» **EXERCISE DATA**:

════════

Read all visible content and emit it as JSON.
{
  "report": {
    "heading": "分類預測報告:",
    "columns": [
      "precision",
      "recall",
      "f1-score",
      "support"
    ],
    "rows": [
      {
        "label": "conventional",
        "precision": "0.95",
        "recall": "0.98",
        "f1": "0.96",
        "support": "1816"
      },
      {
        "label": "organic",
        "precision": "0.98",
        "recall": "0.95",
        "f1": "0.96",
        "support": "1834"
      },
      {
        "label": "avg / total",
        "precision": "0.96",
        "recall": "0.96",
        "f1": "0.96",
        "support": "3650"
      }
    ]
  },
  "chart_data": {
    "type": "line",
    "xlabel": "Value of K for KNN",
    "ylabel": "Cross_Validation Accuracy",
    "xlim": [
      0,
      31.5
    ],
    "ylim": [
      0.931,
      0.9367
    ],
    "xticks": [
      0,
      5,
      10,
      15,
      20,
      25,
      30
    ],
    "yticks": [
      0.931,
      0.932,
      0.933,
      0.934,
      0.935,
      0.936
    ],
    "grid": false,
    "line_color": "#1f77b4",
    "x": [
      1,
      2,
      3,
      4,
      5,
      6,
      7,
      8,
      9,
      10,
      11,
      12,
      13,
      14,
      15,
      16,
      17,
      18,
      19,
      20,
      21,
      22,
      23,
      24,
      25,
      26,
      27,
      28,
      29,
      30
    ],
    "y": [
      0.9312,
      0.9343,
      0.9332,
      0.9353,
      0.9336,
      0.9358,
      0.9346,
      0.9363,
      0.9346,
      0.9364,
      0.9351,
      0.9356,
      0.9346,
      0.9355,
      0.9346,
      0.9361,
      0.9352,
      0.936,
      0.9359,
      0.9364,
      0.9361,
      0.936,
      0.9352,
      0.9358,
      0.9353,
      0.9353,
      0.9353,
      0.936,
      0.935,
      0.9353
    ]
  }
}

════════

» **EXERCISE OBJECTIVE**: Return the lines above exactly, keeping every word.

» **OUTPUT OF THE TASK**:
Read all visible content and emit it as JSON.
{
  "report": {
    "heading": "分類預測報告:",
    "columns": [
      "precision",
      "recall",
      "f1-score",
      "support"
    ],
    "rows": [
      {
        "label": "conventional",
        "precision": "0.95",
        "recall": "0.98",
        "f1": "0.96",
        "support": "1816"
      },
      {
        "label": "organic",
        "precision": "0.98",
        "recall": "0.95",
        "f1": "0.96",
        "support": "1834"
      },
      {
        "label": "avg / total",
        "precision": "0.96",
        "recall": "0.96",
        "f1": "0.96",
        "support": "3650"
      }
    ]
  },
  "chart_data": {
    "type": "line",
    "xlabel": "Value of K for KNN",
    "ylabel": "Cross_Validation Accuracy",
    "xlim": [
      0,
      31.5
    ],
    "ylim": [
      0.931,
      0.9367
    ],
    "xticks": [
      0,
      5,
      10,
      15,
      20,
      25,
      30
    ],
    "yticks": [
      0.931,
      0.932,
      0.933,
      0.934,
      0.935,
      0.936
    ],
    "grid": false,
    "line_color": "#1f77b4",
    "x": [
      1,
      2,
      3,
      4,
      5,
      6,
      7,
      8,
      9,
      10,
      11,
      12,
      13,
      14,
      15,
      16,
      17,
      18,
      19,
      20,
      21,
      22,
      23,
      24,
      25,
      26,
      27,
      28,
      29,
      30
    ],
    "y": [
      0.9312,
      0.9343,
      0.9332,
      0.9353,
      0.9336,
      0.9358,
      0.9346,
      0.9363,
      0.9346,
      0.9364,
      0.9351,
      0.9356,
      0.9346,
      0.9355,
      0.9346,
      0.9361,
      0.9352,
      0.936,
      0.9359,
      0.9364,
      0.9361,
      0.936,
      0.9352,
      0.9358,
      0.9353,
      0.9353,
      0.9353,
      0.936,
      0.935,
      0.9353
    ]
  }
}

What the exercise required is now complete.